* GIVEN REQUEST: Copy each of the following rows verbatim, leaving out the pictures.

* Layout region records:
* * * * * * * * *

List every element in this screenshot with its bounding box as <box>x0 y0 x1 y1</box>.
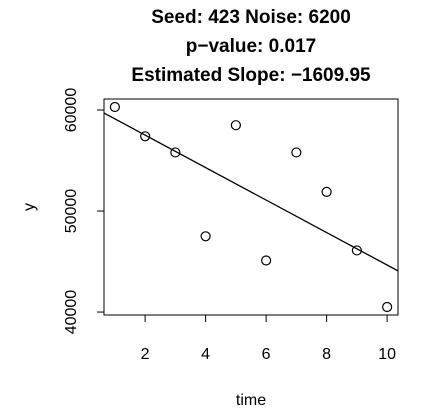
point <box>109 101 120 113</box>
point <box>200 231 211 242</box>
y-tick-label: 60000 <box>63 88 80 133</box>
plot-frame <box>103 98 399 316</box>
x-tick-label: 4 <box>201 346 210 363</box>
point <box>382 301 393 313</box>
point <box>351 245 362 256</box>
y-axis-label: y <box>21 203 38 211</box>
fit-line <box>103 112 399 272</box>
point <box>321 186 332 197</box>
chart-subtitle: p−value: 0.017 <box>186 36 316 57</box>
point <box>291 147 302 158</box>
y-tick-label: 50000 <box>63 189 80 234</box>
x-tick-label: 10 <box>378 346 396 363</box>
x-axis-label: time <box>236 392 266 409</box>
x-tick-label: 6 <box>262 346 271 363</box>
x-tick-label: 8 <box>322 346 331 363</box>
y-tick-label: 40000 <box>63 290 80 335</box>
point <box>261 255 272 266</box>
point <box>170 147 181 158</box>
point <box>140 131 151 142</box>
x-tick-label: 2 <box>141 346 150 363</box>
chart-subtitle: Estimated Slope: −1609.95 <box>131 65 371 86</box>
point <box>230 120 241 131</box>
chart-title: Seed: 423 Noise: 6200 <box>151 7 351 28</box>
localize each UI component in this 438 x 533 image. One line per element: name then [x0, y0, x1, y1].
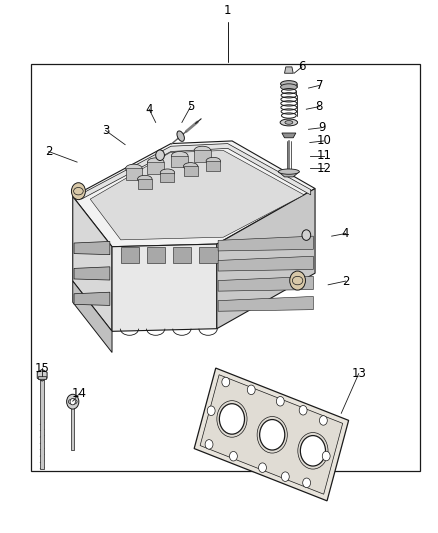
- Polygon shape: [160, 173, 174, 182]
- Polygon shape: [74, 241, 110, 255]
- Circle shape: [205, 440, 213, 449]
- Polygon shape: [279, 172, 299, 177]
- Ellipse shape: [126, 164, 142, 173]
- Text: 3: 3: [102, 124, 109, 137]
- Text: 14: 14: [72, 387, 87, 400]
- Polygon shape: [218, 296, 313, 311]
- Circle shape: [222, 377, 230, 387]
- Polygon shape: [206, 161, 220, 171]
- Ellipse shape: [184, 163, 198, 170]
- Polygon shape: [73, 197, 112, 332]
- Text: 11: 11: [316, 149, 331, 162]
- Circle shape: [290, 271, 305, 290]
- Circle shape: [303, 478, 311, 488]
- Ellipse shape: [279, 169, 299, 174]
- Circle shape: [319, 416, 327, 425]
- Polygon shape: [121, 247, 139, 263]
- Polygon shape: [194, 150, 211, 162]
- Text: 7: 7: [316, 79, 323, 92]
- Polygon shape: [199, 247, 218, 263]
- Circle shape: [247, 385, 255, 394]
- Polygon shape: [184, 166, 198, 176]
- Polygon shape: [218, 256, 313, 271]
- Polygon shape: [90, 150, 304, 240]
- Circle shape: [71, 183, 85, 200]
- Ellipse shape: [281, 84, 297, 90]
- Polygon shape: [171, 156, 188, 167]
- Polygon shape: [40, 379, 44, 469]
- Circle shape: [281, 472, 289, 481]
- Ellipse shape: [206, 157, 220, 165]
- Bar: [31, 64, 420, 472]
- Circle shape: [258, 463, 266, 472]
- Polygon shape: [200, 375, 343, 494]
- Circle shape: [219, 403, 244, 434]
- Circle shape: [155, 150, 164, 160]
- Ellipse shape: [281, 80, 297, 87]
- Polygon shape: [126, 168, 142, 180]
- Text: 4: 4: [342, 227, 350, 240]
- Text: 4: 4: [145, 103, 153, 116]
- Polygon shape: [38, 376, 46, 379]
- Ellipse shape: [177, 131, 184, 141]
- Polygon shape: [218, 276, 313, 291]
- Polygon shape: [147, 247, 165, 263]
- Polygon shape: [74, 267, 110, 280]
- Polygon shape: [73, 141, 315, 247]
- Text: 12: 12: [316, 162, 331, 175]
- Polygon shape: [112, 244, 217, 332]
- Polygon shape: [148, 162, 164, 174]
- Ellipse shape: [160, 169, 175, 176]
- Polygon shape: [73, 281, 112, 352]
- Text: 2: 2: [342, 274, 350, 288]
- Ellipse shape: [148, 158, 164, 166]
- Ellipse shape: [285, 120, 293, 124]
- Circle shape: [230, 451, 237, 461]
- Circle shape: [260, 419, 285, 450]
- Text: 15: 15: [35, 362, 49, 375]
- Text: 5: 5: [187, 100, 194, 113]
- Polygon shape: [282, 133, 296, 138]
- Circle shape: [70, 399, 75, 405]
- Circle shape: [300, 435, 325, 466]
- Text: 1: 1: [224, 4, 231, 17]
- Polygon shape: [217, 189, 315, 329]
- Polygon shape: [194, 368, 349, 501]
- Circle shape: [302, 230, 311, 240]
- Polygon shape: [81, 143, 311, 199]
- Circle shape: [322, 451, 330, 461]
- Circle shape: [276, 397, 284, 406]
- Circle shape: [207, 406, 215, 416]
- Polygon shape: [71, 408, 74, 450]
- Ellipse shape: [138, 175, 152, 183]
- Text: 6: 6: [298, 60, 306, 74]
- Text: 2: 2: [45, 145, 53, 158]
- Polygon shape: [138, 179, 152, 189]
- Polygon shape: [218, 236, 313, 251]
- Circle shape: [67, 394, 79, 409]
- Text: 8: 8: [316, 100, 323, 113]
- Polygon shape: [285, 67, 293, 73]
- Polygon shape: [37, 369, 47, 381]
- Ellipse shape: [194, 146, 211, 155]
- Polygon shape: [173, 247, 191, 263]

* * * * * * * * *

* FULL SOLUTION:
List every element in this screenshot with its bounding box as <box>x0 y0 x1 y1</box>.
point <box>109 101 120 113</box>
point <box>200 231 211 242</box>
y-tick-label: 60000 <box>63 88 80 133</box>
plot-frame <box>103 98 399 316</box>
x-tick-label: 4 <box>201 346 210 363</box>
point <box>382 301 393 313</box>
point <box>351 245 362 256</box>
y-axis-label: y <box>21 203 38 211</box>
fit-line <box>103 112 399 272</box>
point <box>321 186 332 197</box>
chart-subtitle: p−value: 0.017 <box>186 36 316 57</box>
point <box>291 147 302 158</box>
y-tick-label: 50000 <box>63 189 80 234</box>
x-tick-label: 10 <box>378 346 396 363</box>
x-axis-label: time <box>236 392 266 409</box>
x-tick-label: 6 <box>262 346 271 363</box>
x-tick-label: 8 <box>322 346 331 363</box>
y-tick-label: 40000 <box>63 290 80 335</box>
point <box>261 255 272 266</box>
point <box>170 147 181 158</box>
point <box>140 131 151 142</box>
x-tick-label: 2 <box>141 346 150 363</box>
chart-subtitle: Estimated Slope: −1609.95 <box>131 65 371 86</box>
point <box>230 120 241 131</box>
chart-title: Seed: 423 Noise: 6200 <box>151 7 351 28</box>
localize each UI component in this 438 x 533 image. One line per element: name then [x0, y0, x1, y1].
- Polygon shape: [160, 173, 174, 182]
- Polygon shape: [74, 241, 110, 255]
- Circle shape: [205, 440, 213, 449]
- Polygon shape: [279, 172, 299, 177]
- Ellipse shape: [126, 164, 142, 173]
- Text: 3: 3: [102, 124, 109, 137]
- Text: 14: 14: [72, 387, 87, 400]
- Polygon shape: [218, 296, 313, 311]
- Circle shape: [222, 377, 230, 387]
- Polygon shape: [206, 161, 220, 171]
- Ellipse shape: [184, 163, 198, 170]
- Polygon shape: [73, 197, 112, 332]
- Text: 11: 11: [316, 149, 331, 162]
- Circle shape: [290, 271, 305, 290]
- Circle shape: [303, 478, 311, 488]
- Ellipse shape: [279, 169, 299, 174]
- Circle shape: [319, 416, 327, 425]
- Polygon shape: [121, 247, 139, 263]
- Polygon shape: [194, 150, 211, 162]
- Text: 7: 7: [316, 79, 323, 92]
- Polygon shape: [199, 247, 218, 263]
- Circle shape: [247, 385, 255, 394]
- Polygon shape: [184, 166, 198, 176]
- Polygon shape: [218, 256, 313, 271]
- Polygon shape: [90, 150, 304, 240]
- Circle shape: [71, 183, 85, 200]
- Ellipse shape: [281, 84, 297, 90]
- Polygon shape: [171, 156, 188, 167]
- Polygon shape: [40, 379, 44, 469]
- Circle shape: [281, 472, 289, 481]
- Ellipse shape: [206, 157, 220, 165]
- Bar: [31, 64, 420, 472]
- Circle shape: [258, 463, 266, 472]
- Polygon shape: [200, 375, 343, 494]
- Circle shape: [219, 403, 244, 434]
- Circle shape: [155, 150, 164, 160]
- Ellipse shape: [281, 80, 297, 87]
- Polygon shape: [126, 168, 142, 180]
- Text: 4: 4: [342, 227, 350, 240]
- Text: 4: 4: [145, 103, 153, 116]
- Polygon shape: [38, 376, 46, 379]
- Ellipse shape: [177, 131, 184, 141]
- Polygon shape: [218, 276, 313, 291]
- Polygon shape: [147, 247, 165, 263]
- Polygon shape: [74, 267, 110, 280]
- Polygon shape: [73, 141, 315, 247]
- Text: 12: 12: [316, 162, 331, 175]
- Polygon shape: [112, 244, 217, 332]
- Polygon shape: [148, 162, 164, 174]
- Ellipse shape: [160, 169, 175, 176]
- Polygon shape: [73, 281, 112, 352]
- Text: 2: 2: [342, 274, 350, 288]
- Ellipse shape: [148, 158, 164, 166]
- Ellipse shape: [285, 120, 293, 124]
- Circle shape: [230, 451, 237, 461]
- Circle shape: [260, 419, 285, 450]
- Text: 15: 15: [35, 362, 49, 375]
- Text: 5: 5: [187, 100, 194, 113]
- Polygon shape: [282, 133, 296, 138]
- Circle shape: [70, 399, 75, 405]
- Circle shape: [300, 435, 325, 466]
- Text: 1: 1: [224, 4, 231, 17]
- Polygon shape: [217, 189, 315, 329]
- Polygon shape: [194, 368, 349, 501]
- Circle shape: [302, 230, 311, 240]
- Polygon shape: [81, 143, 311, 199]
- Circle shape: [322, 451, 330, 461]
- Circle shape: [276, 397, 284, 406]
- Circle shape: [207, 406, 215, 416]
- Polygon shape: [71, 408, 74, 450]
- Ellipse shape: [138, 175, 152, 183]
- Text: 6: 6: [298, 60, 306, 74]
- Text: 2: 2: [45, 145, 53, 158]
- Polygon shape: [138, 179, 152, 189]
- Polygon shape: [218, 236, 313, 251]
- Circle shape: [67, 394, 79, 409]
- Text: 8: 8: [316, 100, 323, 113]
- Polygon shape: [285, 67, 293, 73]
- Polygon shape: [37, 369, 47, 381]
- Ellipse shape: [194, 146, 211, 155]
- Polygon shape: [173, 247, 191, 263]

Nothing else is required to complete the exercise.